Input material:
┌──

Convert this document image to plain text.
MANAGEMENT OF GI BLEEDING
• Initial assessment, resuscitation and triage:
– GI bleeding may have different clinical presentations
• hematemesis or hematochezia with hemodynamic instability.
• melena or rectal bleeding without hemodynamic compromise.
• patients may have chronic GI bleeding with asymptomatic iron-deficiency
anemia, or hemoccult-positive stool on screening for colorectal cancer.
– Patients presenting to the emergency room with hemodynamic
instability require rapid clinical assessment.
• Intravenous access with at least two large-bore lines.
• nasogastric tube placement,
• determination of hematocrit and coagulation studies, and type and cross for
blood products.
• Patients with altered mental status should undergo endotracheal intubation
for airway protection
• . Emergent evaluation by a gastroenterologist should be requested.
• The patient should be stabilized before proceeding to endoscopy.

└──

About this task:
Write out the full listing exactly as given.

Final answer:
Convert this document image to plain text.
MANAGEMENT OF GI BLEEDING
• Initial assessment, resuscitation and triage:
– GI bleeding may have different clinical presentations
• hematemesis or hematochezia with hemodynamic instability.
• melena or rectal bleeding without hemodynamic compromise.
• patients may have chronic GI bleeding with asymptomatic iron-deficiency
anemia, or hemoccult-positive stool on screening for colorectal cancer.
– Patients presenting to the emergency room with hemodynamic
instability require rapid clinical assessment.
• Intravenous access with at least two large-bore lines.
• nasogastric tube placement,
• determination of hematocrit and coagulation studies, and type and cross for
blood products.
• Patients with altered mental status should undergo endotracheal intubation
for airway protection
• . Emergent evaluation by a gastroenterologist should be requested.
• The patient should be stabilized before proceeding to endoscopy.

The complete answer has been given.